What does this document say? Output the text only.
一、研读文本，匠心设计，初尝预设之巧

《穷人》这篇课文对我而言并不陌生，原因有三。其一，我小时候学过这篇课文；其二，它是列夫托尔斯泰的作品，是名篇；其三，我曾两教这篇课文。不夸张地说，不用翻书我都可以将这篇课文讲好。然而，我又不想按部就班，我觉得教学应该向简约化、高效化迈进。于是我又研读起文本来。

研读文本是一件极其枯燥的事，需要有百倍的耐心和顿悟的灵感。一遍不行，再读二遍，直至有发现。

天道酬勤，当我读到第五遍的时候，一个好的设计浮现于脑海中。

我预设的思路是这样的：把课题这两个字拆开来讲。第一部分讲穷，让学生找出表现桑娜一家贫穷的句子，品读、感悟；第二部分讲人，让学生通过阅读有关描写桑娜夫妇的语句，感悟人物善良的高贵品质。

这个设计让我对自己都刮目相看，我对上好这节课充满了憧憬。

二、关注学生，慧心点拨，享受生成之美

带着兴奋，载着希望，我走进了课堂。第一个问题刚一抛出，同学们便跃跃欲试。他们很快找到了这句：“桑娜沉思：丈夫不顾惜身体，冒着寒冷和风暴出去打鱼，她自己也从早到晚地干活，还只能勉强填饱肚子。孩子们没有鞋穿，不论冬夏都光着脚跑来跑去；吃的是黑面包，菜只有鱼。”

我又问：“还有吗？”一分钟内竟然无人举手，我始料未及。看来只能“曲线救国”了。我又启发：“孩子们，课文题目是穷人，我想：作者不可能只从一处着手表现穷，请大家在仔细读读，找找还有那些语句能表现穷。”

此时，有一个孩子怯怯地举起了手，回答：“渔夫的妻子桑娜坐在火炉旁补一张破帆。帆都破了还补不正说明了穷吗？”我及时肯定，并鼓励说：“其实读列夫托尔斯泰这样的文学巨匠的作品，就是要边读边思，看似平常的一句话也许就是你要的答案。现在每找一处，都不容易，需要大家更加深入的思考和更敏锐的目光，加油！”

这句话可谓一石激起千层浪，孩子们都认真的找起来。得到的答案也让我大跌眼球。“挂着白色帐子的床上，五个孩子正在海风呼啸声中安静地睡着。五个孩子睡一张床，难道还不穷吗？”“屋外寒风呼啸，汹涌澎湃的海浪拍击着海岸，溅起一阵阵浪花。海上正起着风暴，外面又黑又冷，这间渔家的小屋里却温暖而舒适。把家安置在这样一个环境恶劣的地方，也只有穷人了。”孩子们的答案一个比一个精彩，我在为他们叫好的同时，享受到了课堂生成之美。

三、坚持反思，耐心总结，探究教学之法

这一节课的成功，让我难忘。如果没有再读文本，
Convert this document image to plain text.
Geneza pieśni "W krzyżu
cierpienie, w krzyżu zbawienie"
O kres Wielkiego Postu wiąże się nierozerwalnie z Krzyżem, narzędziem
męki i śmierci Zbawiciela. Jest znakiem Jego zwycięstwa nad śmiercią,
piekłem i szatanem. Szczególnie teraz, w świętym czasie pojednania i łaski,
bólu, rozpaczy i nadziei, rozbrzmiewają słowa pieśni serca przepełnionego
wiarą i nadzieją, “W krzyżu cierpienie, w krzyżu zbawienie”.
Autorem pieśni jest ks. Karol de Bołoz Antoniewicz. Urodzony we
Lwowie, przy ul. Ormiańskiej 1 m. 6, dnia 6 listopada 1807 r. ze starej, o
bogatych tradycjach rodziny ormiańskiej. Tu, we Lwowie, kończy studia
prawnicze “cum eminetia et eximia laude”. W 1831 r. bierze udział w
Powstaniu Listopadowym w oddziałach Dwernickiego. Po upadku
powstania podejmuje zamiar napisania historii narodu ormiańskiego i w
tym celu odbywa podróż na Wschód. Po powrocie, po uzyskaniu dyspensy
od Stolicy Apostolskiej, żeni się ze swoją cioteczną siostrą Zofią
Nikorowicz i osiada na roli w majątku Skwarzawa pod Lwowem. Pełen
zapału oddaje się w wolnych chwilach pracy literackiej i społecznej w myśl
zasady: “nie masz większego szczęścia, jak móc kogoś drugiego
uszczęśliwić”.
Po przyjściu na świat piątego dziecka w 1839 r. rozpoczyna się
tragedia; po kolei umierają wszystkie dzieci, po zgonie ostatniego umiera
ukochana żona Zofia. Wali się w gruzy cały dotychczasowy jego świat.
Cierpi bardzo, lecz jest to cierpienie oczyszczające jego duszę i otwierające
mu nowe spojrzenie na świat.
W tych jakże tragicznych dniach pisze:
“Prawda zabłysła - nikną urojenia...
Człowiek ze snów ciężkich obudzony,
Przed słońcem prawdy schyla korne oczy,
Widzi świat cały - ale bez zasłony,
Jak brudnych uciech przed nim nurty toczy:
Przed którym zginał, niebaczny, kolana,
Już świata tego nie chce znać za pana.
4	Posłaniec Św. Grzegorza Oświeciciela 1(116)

#### Goal of the exercise:
Show the data once more, exactly as it was written.

#### Output below:
What does this document say? Output the text only.
一、研读文本，匠心设计，初尝预设之巧

《穷人》这篇课文对我而言并不陌生，原因有三。其一，我小时候学过这篇课文；其二，它是列夫托尔斯泰的作品，是名篇；其三，我曾两教这篇课文。不夸张地说，不用翻书我都可以将这篇课文讲好。然而，我又不想按部就班，我觉得教学应该向简约化、高效化迈进。于是我又研读起文本来。

研读文本是一件极其枯燥的事，需要有百倍的耐心和顿悟的灵感。一遍不行，再读二遍，直至有发现。

天道酬勤，当我读到第五遍的时候，一个好的设计浮现于脑海中。

我预设的思路是这样的：把课题这两个字拆开来讲。第一部分讲穷，让学生找出表现桑娜一家贫穷的句子，品读、感悟；第二部分讲人，让学生通过阅读有关描写桑娜夫妇的语句，感悟人物善良的高贵品质。

这个设计让我对自己都刮目相看，我对上好这节课充满了憧憬。

二、关注学生，慧心点拨，享受生成之美

带着兴奋，载着希望，我走进了课堂。第一个问题刚一抛出，同学们便跃跃欲试。他们很快找到了这句：“桑娜沉思：丈夫不顾惜身体，冒着寒冷和风暴出去打鱼，她自己也从早到晚地干活，还只能勉强填饱肚子。孩子们没有鞋穿，不论冬夏都光着脚跑来跑去；吃的是黑面包，菜只有鱼。”

我又问：“还有吗？”一分钟内竟然无人举手，我始料未及。看来只能“曲线救国”了。我又启发：“孩子们，课文题目是穷人，我想：作者不可能只从一处着手表现穷，请大家在仔细读读，找找还有那些语句能表现穷。”

此时，有一个孩子怯怯地举起了手，回答：“渔夫的妻子桑娜坐在火炉旁补一张破帆。帆都破了还补不正说明了穷吗？”我及时肯定，并鼓励说：“其实读列夫托尔斯泰这样的文学巨匠的作品，就是要边读边思，看似平常的一句话也许就是你要的答案。现在每找一处，都不容易，需要大家更加深入的思考和更敏锐的目光，加油！”

这句话可谓一石激起千层浪，孩子们都认真的找起来。得到的答案也让我大跌眼球。“挂着白色帐子的床上，五个孩子正在海风呼啸声中安静地睡着。五个孩子睡一张床，难道还不穷吗？”“屋外寒风呼啸，汹涌澎湃的海浪拍击着海岸，溅起一阵阵浪花。海上正起着风暴，外面又黑又冷，这间渔家的小屋里却温暖而舒适。把家安置在这样一个环境恶劣的地方，也只有穷人了。”孩子们的答案一个比一个精彩，我在为他们叫好的同时，享受到了课堂生成之美。

三、坚持反思，耐心总结，探究教学之法

这一节课的成功，让我难忘。如果没有再读文本，
Convert this document image to plain text.
Geneza pieśni "W krzyżu
cierpienie, w krzyżu zbawienie"
O kres Wielkiego Postu wiąże się nierozerwalnie z Krzyżem, narzędziem
męki i śmierci Zbawiciela. Jest znakiem Jego zwycięstwa nad śmiercią,
piekłem i szatanem. Szczególnie teraz, w świętym czasie pojednania i łaski,
bólu, rozpaczy i nadziei, rozbrzmiewają słowa pieśni serca przepełnionego
wiarą i nadzieją, “W krzyżu cierpienie, w krzyżu zbawienie”.
Autorem pieśni jest ks. Karol de Bołoz Antoniewicz. Urodzony we
Lwowie, przy ul. Ormiańskiej 1 m. 6, dnia 6 listopada 1807 r. ze starej, o
bogatych tradycjach rodziny ormiańskiej. Tu, we Lwowie, kończy studia
prawnicze “cum eminetia et eximia laude”. W 1831 r. bierze udział w
Powstaniu Listopadowym w oddziałach Dwernickiego. Po upadku
powstania podejmuje zamiar napisania historii narodu ormiańskiego i w
tym celu odbywa podróż na Wschód. Po powrocie, po uzyskaniu dyspensy
od Stolicy Apostolskiej, żeni się ze swoją cioteczną siostrą Zofią
Nikorowicz i osiada na roli w majątku Skwarzawa pod Lwowem. Pełen
zapału oddaje się w wolnych chwilach pracy literackiej i społecznej w myśl
zasady: “nie masz większego szczęścia, jak móc kogoś drugiego
uszczęśliwić”.
Po przyjściu na świat piątego dziecka w 1839 r. rozpoczyna się
tragedia; po kolei umierają wszystkie dzieci, po zgonie ostatniego umiera
ukochana żona Zofia. Wali się w gruzy cały dotychczasowy jego świat.
Cierpi bardzo, lecz jest to cierpienie oczyszczające jego duszę i otwierające
mu nowe spojrzenie na świat.
W tych jakże tragicznych dniach pisze:
“Prawda zabłysła - nikną urojenia...
Człowiek ze snów ciężkich obudzony,
Przed słońcem prawdy schyla korne oczy,
Widzi świat cały - ale bez zasłony,
Jak brudnych uciech przed nim nurty toczy:
Przed którym zginał, niebaczny, kolana,
Już świata tego nie chce znać za pana.
4	Posłaniec Św. Grzegorza Oświeciciela 1(116)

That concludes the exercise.